• [THE EXERCISE]:
Tally all lines containing the word "type". Give the number alone.

• [SUPPLIED MATERIAL]:
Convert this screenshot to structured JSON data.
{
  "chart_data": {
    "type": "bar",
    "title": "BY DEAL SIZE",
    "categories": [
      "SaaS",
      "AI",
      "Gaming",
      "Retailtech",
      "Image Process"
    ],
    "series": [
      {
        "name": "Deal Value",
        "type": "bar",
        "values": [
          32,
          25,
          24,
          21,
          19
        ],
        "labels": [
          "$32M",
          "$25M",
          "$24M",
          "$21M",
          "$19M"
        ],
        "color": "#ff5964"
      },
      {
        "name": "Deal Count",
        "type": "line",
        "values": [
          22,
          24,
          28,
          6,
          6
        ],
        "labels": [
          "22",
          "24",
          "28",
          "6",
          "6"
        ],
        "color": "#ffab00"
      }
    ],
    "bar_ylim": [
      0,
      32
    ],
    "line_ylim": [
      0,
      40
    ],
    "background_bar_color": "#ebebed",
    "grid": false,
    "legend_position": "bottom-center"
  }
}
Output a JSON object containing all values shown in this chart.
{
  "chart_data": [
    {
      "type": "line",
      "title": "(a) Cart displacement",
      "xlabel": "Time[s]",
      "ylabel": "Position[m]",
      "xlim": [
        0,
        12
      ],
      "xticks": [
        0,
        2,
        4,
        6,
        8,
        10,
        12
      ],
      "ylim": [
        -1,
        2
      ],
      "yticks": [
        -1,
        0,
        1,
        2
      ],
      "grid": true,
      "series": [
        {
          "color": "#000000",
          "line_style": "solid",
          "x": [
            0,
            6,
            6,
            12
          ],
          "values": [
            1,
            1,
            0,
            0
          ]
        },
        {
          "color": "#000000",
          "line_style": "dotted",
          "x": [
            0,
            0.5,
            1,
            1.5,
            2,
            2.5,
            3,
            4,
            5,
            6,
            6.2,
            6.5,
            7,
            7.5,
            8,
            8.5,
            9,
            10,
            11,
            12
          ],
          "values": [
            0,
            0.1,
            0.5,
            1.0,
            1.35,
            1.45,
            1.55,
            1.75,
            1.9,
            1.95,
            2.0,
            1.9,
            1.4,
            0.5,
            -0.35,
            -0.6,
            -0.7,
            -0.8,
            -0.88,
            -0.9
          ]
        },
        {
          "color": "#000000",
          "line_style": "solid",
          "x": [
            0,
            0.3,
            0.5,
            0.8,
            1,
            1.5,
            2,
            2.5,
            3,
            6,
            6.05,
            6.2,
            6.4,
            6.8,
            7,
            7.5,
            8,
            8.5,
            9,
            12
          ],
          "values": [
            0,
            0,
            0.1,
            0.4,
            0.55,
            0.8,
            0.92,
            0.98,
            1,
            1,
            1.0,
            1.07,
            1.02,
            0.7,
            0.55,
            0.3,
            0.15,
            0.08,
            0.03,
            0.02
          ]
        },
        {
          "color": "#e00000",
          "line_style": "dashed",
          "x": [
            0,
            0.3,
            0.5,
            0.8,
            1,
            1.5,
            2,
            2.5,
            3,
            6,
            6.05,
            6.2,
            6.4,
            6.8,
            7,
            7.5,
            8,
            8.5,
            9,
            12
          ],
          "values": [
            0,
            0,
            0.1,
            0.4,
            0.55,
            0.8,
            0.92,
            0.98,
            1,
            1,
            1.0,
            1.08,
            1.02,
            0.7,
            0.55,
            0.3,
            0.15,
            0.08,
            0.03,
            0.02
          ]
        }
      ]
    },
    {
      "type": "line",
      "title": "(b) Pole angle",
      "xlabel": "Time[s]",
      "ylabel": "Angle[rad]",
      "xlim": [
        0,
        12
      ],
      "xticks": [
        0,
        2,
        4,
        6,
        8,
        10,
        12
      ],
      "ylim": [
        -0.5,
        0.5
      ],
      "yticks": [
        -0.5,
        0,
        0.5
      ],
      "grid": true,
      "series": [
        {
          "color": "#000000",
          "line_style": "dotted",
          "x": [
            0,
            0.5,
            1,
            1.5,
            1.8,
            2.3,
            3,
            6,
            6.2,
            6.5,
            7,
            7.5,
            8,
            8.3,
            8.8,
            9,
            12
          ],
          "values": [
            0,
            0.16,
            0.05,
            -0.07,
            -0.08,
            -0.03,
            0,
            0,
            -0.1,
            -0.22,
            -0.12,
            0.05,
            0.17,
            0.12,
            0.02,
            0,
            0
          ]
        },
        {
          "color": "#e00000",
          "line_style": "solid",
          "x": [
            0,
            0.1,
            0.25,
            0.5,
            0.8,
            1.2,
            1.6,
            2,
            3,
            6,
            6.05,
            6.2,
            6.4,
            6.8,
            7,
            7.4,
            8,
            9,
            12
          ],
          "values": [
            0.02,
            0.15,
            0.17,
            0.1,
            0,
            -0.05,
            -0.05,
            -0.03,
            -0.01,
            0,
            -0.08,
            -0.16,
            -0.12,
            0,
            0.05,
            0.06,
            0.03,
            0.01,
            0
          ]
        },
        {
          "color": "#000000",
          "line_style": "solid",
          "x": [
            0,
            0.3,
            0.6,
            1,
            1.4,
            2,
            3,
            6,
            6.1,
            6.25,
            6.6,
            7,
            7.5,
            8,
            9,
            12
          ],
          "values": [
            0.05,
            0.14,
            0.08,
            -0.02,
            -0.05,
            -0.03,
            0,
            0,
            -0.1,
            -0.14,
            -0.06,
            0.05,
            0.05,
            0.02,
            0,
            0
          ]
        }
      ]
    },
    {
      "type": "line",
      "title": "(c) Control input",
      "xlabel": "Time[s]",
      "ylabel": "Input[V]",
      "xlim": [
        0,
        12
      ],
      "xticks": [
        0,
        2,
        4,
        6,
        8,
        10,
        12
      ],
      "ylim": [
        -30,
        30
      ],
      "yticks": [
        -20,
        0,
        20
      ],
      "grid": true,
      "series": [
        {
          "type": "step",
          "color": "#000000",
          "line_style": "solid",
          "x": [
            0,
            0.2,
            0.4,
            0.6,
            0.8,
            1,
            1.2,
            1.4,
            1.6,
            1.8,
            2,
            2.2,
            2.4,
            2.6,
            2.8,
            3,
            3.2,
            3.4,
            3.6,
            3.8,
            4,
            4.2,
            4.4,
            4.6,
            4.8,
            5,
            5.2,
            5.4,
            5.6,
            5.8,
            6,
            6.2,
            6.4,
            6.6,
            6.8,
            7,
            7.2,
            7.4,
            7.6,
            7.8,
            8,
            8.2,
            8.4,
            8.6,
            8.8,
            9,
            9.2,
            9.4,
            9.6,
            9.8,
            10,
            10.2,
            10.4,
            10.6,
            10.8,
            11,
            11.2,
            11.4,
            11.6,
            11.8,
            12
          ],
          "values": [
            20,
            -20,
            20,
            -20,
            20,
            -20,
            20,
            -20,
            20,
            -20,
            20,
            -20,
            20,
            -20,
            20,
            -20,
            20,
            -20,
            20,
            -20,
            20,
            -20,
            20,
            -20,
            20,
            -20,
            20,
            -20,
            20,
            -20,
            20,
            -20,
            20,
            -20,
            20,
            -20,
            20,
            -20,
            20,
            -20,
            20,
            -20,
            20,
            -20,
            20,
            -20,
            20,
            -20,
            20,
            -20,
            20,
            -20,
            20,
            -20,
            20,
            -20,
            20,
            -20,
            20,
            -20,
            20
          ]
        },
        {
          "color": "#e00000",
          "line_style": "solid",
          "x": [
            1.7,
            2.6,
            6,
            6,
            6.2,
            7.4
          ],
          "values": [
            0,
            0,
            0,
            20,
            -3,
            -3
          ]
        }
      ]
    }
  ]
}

• [WRITTEN ANSWER]:
7